WORK REQUIRED:
Print the entries below in their entirety, exactly as they are written.

━━━━━ DATASET ROWS

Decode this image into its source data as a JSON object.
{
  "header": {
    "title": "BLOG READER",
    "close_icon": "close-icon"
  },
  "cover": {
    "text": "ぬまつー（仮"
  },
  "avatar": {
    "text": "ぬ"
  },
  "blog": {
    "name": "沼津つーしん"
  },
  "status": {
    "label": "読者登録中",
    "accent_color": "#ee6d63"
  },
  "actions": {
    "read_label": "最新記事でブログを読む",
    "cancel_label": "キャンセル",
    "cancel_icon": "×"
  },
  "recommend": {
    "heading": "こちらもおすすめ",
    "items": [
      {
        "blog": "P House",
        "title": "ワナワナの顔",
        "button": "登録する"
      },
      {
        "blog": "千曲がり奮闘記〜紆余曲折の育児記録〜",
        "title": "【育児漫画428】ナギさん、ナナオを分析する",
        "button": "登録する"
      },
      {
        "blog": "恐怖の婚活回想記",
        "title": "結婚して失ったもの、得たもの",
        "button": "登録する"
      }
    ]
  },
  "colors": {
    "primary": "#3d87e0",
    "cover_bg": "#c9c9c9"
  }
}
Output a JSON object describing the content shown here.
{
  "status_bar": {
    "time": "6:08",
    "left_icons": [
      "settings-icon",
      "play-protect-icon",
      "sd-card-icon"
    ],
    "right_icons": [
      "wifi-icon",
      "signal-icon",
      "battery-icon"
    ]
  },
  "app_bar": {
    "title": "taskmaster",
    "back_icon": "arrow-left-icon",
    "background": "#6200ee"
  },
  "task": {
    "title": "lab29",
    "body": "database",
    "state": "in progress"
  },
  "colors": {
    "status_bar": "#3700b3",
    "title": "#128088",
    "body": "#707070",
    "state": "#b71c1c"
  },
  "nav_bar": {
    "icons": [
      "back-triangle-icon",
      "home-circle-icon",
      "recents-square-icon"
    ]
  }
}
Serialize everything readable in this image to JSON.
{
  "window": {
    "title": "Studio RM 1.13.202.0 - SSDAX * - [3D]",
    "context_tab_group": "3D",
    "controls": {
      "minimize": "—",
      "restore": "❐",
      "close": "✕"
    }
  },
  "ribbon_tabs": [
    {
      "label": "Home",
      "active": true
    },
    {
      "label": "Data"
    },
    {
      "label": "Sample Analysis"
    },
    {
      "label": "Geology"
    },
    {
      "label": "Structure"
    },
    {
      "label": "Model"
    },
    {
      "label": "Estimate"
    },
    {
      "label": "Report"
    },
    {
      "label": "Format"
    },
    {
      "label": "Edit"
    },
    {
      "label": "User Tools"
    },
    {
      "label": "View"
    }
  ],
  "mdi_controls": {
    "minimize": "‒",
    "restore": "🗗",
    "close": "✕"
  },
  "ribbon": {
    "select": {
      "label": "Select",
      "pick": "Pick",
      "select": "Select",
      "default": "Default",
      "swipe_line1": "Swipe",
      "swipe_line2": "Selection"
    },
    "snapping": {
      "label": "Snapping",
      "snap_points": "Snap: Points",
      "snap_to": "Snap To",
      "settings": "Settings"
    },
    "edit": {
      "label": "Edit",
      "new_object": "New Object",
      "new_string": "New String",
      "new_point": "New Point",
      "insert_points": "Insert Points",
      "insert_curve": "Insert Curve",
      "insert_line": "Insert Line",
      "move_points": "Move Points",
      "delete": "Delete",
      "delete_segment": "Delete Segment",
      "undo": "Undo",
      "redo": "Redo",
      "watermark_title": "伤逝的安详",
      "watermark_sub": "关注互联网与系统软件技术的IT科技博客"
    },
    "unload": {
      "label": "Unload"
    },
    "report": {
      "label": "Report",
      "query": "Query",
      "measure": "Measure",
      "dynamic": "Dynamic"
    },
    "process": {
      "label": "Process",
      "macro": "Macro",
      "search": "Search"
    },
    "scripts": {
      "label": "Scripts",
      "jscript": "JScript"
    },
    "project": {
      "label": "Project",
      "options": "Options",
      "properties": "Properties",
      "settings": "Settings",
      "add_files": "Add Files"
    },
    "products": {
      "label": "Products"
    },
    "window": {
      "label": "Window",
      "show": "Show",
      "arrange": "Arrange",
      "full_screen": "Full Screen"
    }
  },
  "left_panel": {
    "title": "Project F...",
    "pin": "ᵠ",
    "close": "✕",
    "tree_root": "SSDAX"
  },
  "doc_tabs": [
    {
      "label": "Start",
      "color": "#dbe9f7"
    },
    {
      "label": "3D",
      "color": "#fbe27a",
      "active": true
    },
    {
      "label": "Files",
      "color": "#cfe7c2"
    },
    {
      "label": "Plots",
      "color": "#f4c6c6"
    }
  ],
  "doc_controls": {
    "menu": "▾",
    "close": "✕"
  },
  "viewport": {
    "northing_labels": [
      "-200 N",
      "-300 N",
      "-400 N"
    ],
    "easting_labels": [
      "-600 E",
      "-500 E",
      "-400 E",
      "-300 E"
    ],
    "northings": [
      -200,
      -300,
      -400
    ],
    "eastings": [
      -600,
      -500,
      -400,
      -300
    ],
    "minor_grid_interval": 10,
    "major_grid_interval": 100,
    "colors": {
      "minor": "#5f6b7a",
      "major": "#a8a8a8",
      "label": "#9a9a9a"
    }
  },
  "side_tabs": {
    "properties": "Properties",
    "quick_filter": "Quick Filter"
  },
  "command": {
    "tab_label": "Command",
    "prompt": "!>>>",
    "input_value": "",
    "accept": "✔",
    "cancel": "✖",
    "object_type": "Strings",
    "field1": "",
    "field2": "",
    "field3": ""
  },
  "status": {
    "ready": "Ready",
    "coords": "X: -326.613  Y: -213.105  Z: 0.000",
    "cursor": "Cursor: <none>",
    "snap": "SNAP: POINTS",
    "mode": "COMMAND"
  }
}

━━━━━━━━━━

REPLY:
Decode this image into its source data as a JSON object.
{
  "header": {
    "title": "BLOG READER",
    "close_icon": "close-icon"
  },
  "cover": {
    "text": "ぬまつー（仮"
  },
  "avatar": {
    "text": "ぬ"
  },
  "blog": {
    "name": "沼津つーしん"
  },
  "status": {
    "label": "読者登録中",
    "accent_color": "#ee6d63"
  },
  "actions": {
    "read_label": "最新記事でブログを読む",
    "cancel_label": "キャンセル",
    "cancel_icon": "×"
  },
  "recommend": {
    "heading": "こちらもおすすめ",
    "items": [
      {
        "blog": "P House",
        "title": "ワナワナの顔",
        "button": "登録する"
      },
      {
        "blog": "千曲がり奮闘記〜紆余曲折の育児記録〜",
        "title": "【育児漫画428】ナギさん、ナナオを分析する",
        "button": "登録する"
      },
      {
        "blog": "恐怖の婚活回想記",
        "title": "結婚して失ったもの、得たもの",
        "button": "登録する"
      }
    ]
  },
  "colors": {
    "primary": "#3d87e0",
    "cover_bg": "#c9c9c9"
  }
}
Output a JSON object describing the content shown here.
{
  "status_bar": {
    "time": "6:08",
    "left_icons": [
      "settings-icon",
      "play-protect-icon",
      "sd-card-icon"
    ],
    "right_icons": [
      "wifi-icon",
      "signal-icon",
      "battery-icon"
    ]
  },
  "app_bar": {
    "title": "taskmaster",
    "back_icon": "arrow-left-icon",
    "background": "#6200ee"
  },
  "task": {
    "title": "lab29",
    "body": "database",
    "state": "in progress"
  },
  "colors": {
    "status_bar": "#3700b3",
    "title": "#128088",
    "body": "#707070",
    "state": "#b71c1c"
  },
  "nav_bar": {
    "icons": [
      "back-triangle-icon",
      "home-circle-icon",
      "recents-square-icon"
    ]
  }
}
Serialize everything readable in this image to JSON.
{
  "window": {
    "title": "Studio RM 1.13.202.0 - SSDAX * - [3D]",
    "context_tab_group": "3D",
    "controls": {
      "minimize": "—",
      "restore": "❐",
      "close": "✕"
    }
  },
  "ribbon_tabs": [
    {
      "label": "Home",
      "active": true
    },
    {
      "label": "Data"
    },
    {
      "label": "Sample Analysis"
    },
    {
      "label": "Geology"
    },
    {
      "label": "Structure"
    },
    {
      "label": "Model"
    },
    {
      "label": "Estimate"
    },
    {
      "label": "Report"
    },
    {
      "label": "Format"
    },
    {
      "label": "Edit"
    },
    {
      "label": "User Tools"
    },
    {
      "label": "View"
    }
  ],
  "mdi_controls": {
    "minimize": "‒",
    "restore": "🗗",
    "close": "✕"
  },
  "ribbon": {
    "select": {
      "label": "Select",
      "pick": "Pick",
      "select": "Select",
      "default": "Default",
      "swipe_line1": "Swipe",
      "swipe_line2": "Selection"
    },
    "snapping": {
      "label": "Snapping",
      "snap_points": "Snap: Points",
      "snap_to": "Snap To",
      "settings": "Settings"
    },
    "edit": {
      "label": "Edit",
      "new_object": "New Object",
      "new_string": "New String",
      "new_point": "New Point",
      "insert_points": "Insert Points",
      "insert_curve": "Insert Curve",
      "insert_line": "Insert Line",
      "move_points": "Move Points",
      "delete": "Delete",
      "delete_segment": "Delete Segment",
      "undo": "Undo",
      "redo": "Redo",
      "watermark_title": "伤逝的安详",
      "watermark_sub": "关注互联网与系统软件技术的IT科技博客"
    },
    "unload": {
      "label": "Unload"
    },
    "report": {
      "label": "Report",
      "query": "Query",
      "measure": "Measure",
      "dynamic": "Dynamic"
    },
    "process": {
      "label": "Process",
      "macro": "Macro",
      "search": "Search"
    },
    "scripts": {
      "label": "Scripts",
      "jscript": "JScript"
    },
    "project": {
      "label": "Project",
      "options": "Options",
      "properties": "Properties",
      "settings": "Settings",
      "add_files": "Add Files"
    },
    "products": {
      "label": "Products"
    },
    "window": {
      "label": "Window",
      "show": "Show",
      "arrange": "Arrange",
      "full_screen": "Full Screen"
    }
  },
  "left_panel": {
    "title": "Project F...",
    "pin": "ᵠ",
    "close": "✕",
    "tree_root": "SSDAX"
  },
  "doc_tabs": [
    {
      "label": "Start",
      "color": "#dbe9f7"
    },
    {
      "label": "3D",
      "color": "#fbe27a",
      "active": true
    },
    {
      "label": "Files",
      "color": "#cfe7c2"
    },
    {
      "label": "Plots",
      "color": "#f4c6c6"
    }
  ],
  "doc_controls": {
    "menu": "▾",
    "close": "✕"
  },
  "viewport": {
    "northing_labels": [
      "-200 N",
      "-300 N",
      "-400 N"
    ],
    "easting_labels": [
      "-600 E",
      "-500 E",
      "-400 E",
      "-300 E"
    ],
    "northings": [
      -200,
      -300,
      -400
    ],
    "eastings": [
      -600,
      -500,
      -400,
      -300
    ],
    "minor_grid_interval": 10,
    "major_grid_interval": 100,
    "colors": {
      "minor": "#5f6b7a",
      "major": "#a8a8a8",
      "label": "#9a9a9a"
    }
  },
  "side_tabs": {
    "properties": "Properties",
    "quick_filter": "Quick Filter"
  },
  "command": {
    "tab_label": "Command",
    "prompt": "!>>>",
    "input_value": "",
    "accept": "✔",
    "cancel": "✖",
    "object_type": "Strings",
    "field1": "",
    "field2": "",
    "field3": ""
  },
  "status": {
    "ready": "Ready",
    "coords": "X: -326.613  Y: -213.105  Z: 0.000",
    "cursor": "Cursor: <none>",
    "snap": "SNAP: POINTS",
    "mode": "COMMAND"
  }
}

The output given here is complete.